▶ [WHAT YOU HAVE TO DO]
Copy out each line that includes the word "AUTOMATICA".

[Records from a dataset]
— Start —

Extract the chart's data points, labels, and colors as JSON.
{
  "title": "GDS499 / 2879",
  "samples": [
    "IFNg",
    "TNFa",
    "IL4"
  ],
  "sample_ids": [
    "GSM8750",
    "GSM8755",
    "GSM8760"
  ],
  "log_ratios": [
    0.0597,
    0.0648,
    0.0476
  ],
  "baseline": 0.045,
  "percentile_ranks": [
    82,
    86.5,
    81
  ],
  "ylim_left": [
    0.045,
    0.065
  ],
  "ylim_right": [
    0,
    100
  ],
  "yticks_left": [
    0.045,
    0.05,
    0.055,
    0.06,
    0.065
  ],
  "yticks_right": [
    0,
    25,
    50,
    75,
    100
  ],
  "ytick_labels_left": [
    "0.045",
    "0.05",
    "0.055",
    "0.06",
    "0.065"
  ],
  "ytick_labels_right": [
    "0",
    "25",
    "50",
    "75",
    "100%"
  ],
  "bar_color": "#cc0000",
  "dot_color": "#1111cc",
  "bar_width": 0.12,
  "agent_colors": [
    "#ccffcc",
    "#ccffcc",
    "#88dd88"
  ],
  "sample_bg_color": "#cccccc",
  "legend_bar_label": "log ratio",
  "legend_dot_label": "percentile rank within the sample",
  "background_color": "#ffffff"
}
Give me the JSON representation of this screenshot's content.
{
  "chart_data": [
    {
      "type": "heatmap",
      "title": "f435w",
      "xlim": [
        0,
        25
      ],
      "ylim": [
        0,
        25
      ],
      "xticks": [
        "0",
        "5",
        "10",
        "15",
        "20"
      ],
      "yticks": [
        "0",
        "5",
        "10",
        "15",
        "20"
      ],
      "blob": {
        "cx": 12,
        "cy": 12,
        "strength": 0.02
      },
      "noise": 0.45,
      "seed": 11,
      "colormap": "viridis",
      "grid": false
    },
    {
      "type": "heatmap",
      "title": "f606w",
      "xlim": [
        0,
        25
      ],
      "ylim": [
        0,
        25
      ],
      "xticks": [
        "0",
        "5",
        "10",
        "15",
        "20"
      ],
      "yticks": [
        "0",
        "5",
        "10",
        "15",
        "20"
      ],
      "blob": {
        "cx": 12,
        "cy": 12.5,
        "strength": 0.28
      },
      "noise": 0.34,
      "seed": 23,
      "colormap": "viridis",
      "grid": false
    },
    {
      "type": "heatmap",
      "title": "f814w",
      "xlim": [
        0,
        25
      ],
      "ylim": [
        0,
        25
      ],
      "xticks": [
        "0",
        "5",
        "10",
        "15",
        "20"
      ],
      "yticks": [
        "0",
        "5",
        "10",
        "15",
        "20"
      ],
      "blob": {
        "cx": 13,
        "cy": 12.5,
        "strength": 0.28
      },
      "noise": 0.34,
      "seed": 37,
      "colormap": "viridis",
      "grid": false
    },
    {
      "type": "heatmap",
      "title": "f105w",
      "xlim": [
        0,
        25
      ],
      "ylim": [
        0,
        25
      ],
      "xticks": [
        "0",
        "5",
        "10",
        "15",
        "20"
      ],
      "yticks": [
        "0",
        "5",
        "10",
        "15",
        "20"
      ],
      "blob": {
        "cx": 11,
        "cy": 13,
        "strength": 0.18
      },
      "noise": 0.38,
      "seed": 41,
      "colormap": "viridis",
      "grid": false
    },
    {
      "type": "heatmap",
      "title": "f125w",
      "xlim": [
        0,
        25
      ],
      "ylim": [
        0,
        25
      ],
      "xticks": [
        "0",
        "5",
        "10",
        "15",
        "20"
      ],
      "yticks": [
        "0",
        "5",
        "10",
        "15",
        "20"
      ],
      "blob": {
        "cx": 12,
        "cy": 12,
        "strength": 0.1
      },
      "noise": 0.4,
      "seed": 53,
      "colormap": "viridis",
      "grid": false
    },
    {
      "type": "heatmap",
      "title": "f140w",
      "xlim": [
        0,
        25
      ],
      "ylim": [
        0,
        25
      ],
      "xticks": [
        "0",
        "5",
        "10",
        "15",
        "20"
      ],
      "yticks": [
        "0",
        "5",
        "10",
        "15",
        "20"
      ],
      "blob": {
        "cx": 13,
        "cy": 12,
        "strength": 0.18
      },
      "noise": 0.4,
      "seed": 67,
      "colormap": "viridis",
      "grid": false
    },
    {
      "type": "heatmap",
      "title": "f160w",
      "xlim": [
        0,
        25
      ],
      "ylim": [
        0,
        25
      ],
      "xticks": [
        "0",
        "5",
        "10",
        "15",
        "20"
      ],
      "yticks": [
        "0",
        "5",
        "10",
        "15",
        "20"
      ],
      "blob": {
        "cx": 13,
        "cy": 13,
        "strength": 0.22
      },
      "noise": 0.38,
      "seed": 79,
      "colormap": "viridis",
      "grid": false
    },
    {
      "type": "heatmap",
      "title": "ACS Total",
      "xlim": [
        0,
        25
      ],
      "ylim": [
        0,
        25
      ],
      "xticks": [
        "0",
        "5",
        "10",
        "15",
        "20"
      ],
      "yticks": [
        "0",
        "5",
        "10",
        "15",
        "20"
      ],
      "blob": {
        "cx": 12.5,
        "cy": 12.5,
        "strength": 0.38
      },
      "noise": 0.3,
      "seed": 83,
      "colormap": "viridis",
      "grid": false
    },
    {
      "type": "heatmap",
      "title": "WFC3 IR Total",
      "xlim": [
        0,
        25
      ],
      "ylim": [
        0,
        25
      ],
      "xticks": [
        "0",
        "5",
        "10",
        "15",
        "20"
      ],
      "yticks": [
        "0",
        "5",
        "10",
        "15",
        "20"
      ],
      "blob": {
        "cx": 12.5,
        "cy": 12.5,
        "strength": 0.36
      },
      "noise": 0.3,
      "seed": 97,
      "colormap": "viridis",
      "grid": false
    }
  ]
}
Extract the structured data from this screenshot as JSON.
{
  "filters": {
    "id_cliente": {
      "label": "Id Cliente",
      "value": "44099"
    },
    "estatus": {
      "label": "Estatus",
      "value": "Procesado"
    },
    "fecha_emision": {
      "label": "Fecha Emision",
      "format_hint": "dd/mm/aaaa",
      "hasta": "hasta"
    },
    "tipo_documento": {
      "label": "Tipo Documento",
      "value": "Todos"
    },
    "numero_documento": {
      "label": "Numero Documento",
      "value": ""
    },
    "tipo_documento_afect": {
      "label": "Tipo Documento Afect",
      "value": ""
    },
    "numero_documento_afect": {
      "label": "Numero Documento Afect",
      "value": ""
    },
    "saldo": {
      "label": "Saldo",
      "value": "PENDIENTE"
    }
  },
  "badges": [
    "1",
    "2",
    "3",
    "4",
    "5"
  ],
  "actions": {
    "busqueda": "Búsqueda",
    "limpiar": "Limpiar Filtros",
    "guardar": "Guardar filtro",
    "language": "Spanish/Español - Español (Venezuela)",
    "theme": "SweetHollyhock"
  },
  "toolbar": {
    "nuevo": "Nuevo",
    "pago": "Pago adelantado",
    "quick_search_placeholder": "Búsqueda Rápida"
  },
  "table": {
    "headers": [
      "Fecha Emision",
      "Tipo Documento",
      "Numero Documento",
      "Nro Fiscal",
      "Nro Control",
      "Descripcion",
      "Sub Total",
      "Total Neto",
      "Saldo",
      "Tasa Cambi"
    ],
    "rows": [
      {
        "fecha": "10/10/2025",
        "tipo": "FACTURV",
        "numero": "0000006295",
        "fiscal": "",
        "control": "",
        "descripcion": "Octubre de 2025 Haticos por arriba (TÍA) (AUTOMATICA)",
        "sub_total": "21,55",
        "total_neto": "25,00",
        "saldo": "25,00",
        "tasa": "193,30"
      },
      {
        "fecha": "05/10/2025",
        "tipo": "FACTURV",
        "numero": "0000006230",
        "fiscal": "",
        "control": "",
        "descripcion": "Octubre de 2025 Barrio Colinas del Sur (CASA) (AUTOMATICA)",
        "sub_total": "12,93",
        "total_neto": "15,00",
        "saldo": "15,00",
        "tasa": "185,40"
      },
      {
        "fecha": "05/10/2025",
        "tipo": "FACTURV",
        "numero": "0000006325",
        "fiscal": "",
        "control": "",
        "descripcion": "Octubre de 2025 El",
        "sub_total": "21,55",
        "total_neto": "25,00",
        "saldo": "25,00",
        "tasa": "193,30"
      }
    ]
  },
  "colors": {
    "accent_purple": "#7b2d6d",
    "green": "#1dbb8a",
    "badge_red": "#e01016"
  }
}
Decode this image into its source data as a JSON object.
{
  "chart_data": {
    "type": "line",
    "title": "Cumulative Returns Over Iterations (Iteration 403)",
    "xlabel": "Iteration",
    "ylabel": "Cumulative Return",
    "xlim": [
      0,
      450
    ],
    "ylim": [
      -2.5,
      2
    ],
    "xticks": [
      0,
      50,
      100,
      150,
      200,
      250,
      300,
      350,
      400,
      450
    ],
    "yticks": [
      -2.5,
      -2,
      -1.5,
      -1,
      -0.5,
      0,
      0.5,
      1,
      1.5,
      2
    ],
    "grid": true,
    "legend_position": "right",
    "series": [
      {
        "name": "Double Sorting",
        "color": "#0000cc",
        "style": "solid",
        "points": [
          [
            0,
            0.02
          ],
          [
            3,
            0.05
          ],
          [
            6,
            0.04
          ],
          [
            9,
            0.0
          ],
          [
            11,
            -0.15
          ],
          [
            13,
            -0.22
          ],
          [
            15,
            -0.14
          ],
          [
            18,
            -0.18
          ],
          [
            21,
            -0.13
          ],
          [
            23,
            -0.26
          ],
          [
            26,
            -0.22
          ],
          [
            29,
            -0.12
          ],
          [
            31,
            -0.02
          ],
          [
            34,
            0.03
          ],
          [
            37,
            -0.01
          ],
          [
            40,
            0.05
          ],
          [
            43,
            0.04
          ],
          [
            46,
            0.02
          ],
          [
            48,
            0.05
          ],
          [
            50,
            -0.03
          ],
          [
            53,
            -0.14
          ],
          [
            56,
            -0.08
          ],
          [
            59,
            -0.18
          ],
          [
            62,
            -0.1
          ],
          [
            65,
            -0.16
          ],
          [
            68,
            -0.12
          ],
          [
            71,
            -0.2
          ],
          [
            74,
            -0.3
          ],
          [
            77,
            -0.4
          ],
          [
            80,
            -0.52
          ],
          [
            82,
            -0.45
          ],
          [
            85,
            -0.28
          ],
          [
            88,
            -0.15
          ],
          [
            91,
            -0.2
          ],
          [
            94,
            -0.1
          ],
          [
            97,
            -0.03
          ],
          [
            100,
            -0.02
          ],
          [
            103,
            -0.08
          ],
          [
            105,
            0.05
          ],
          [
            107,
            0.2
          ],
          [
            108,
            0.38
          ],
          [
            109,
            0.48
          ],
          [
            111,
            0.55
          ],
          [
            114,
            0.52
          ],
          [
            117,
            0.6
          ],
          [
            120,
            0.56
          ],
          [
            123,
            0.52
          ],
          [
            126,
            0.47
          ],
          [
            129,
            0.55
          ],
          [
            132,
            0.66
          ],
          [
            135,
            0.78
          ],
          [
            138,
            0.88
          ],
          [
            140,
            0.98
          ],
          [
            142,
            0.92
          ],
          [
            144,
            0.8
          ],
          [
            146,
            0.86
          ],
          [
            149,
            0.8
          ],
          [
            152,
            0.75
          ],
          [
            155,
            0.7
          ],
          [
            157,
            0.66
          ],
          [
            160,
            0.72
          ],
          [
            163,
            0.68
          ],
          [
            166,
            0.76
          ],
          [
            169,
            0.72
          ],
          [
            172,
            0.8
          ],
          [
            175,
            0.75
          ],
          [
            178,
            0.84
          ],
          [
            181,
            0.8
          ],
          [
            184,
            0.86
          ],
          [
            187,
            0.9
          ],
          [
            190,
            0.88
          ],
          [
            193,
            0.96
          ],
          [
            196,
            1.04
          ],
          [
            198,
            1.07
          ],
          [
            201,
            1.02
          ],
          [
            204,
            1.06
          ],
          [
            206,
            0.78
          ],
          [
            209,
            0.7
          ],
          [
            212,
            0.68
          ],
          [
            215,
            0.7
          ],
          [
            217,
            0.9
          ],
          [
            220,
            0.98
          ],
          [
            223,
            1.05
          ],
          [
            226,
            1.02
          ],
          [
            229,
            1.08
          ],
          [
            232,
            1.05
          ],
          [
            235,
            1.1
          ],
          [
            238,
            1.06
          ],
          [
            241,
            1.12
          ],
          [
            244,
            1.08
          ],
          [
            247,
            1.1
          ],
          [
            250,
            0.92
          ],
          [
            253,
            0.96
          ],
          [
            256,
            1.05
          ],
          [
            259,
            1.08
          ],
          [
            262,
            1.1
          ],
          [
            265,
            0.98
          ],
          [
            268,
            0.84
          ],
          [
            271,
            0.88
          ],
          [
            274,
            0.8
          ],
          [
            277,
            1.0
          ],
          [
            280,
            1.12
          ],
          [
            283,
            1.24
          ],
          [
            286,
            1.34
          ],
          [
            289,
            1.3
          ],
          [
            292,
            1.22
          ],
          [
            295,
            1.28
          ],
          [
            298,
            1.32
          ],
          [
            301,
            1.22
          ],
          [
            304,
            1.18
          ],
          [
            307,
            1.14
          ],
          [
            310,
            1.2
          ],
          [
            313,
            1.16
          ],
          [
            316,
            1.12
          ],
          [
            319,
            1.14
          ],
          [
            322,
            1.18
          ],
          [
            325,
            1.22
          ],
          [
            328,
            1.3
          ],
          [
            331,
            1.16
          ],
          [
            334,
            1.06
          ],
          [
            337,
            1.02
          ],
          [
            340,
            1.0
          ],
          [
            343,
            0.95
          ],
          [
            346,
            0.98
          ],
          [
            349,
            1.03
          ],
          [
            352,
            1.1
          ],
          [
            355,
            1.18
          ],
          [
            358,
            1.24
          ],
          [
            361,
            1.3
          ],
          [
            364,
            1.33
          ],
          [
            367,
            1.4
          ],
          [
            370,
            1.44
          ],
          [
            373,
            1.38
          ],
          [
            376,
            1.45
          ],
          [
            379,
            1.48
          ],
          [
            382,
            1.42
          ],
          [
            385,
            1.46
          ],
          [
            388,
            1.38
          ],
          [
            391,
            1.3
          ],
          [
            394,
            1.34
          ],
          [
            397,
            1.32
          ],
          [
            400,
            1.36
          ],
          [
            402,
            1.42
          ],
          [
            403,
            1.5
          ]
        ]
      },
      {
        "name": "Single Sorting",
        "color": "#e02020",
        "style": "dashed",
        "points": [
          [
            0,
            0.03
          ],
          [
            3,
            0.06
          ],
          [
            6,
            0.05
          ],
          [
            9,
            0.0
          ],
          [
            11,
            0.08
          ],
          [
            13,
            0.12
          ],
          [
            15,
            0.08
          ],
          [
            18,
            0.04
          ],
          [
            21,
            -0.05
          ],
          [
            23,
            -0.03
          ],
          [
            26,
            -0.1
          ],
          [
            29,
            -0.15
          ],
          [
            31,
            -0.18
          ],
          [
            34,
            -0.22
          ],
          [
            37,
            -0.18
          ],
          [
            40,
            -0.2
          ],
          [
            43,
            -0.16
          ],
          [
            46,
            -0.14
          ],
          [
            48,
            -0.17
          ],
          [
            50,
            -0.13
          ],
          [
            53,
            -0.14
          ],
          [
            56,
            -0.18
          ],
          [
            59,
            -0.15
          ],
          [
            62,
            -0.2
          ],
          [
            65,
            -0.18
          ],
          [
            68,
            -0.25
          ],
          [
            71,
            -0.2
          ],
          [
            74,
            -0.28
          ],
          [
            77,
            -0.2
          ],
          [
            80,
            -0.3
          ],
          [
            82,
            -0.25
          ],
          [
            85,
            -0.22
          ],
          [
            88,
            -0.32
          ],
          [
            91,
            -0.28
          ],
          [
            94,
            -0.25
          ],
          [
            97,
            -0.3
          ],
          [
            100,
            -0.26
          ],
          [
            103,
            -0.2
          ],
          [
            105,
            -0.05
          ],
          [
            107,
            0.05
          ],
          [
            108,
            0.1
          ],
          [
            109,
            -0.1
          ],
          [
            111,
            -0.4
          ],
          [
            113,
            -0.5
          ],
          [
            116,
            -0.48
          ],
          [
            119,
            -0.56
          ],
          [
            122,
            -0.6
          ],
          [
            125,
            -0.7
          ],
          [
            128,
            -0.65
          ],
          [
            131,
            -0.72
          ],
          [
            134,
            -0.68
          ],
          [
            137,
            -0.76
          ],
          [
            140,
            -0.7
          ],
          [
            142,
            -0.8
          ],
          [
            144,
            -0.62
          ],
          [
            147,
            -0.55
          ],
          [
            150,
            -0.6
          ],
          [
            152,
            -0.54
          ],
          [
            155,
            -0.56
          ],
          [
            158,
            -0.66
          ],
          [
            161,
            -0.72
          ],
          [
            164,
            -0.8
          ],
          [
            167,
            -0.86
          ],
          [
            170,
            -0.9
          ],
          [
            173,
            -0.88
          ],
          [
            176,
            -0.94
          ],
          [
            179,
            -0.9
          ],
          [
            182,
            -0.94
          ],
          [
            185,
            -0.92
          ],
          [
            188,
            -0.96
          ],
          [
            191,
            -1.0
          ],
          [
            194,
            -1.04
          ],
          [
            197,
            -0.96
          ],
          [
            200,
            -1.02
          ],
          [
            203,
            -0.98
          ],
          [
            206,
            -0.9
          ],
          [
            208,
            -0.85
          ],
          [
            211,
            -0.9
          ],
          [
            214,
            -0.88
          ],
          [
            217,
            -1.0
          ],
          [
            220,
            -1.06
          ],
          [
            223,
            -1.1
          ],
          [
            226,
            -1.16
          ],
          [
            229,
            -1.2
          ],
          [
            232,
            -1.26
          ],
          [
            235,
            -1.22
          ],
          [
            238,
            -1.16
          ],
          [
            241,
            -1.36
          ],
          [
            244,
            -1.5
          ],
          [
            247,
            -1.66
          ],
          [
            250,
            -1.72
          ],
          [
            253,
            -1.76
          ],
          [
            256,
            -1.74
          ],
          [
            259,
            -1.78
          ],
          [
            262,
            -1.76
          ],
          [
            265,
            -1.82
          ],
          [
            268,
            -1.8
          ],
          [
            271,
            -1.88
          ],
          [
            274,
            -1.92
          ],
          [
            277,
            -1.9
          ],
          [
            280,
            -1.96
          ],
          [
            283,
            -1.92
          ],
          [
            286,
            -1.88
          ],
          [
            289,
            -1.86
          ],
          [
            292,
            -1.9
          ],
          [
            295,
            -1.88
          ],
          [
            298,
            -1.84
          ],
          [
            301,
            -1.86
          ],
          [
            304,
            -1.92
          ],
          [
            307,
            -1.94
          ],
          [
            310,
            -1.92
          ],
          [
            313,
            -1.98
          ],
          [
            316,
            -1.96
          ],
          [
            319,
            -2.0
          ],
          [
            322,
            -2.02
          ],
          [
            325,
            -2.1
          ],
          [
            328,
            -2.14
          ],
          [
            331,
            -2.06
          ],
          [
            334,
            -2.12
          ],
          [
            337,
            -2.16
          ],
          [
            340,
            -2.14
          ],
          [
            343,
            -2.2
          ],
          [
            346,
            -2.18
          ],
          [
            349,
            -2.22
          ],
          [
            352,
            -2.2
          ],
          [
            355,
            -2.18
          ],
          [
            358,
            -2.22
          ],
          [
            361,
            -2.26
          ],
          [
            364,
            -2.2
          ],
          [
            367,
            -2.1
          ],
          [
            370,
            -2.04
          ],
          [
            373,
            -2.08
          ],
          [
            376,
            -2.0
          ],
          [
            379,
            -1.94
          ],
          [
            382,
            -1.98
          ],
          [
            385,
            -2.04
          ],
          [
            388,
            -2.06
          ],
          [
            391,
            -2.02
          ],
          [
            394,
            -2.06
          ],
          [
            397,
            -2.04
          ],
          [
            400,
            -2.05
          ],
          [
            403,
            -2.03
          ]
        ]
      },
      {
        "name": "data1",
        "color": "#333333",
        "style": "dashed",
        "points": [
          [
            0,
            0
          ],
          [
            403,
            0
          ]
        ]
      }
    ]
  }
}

— End —

▶ [SOLUTION TO THIS PROBLEM]
        "descripcion": "Octubre de 2025 Haticos por arriba (TÍA) (AUTOMATICA)",
        "descripcion": "Octubre de 2025 Barrio Colinas del Sur (CASA) (AUTOMATICA)",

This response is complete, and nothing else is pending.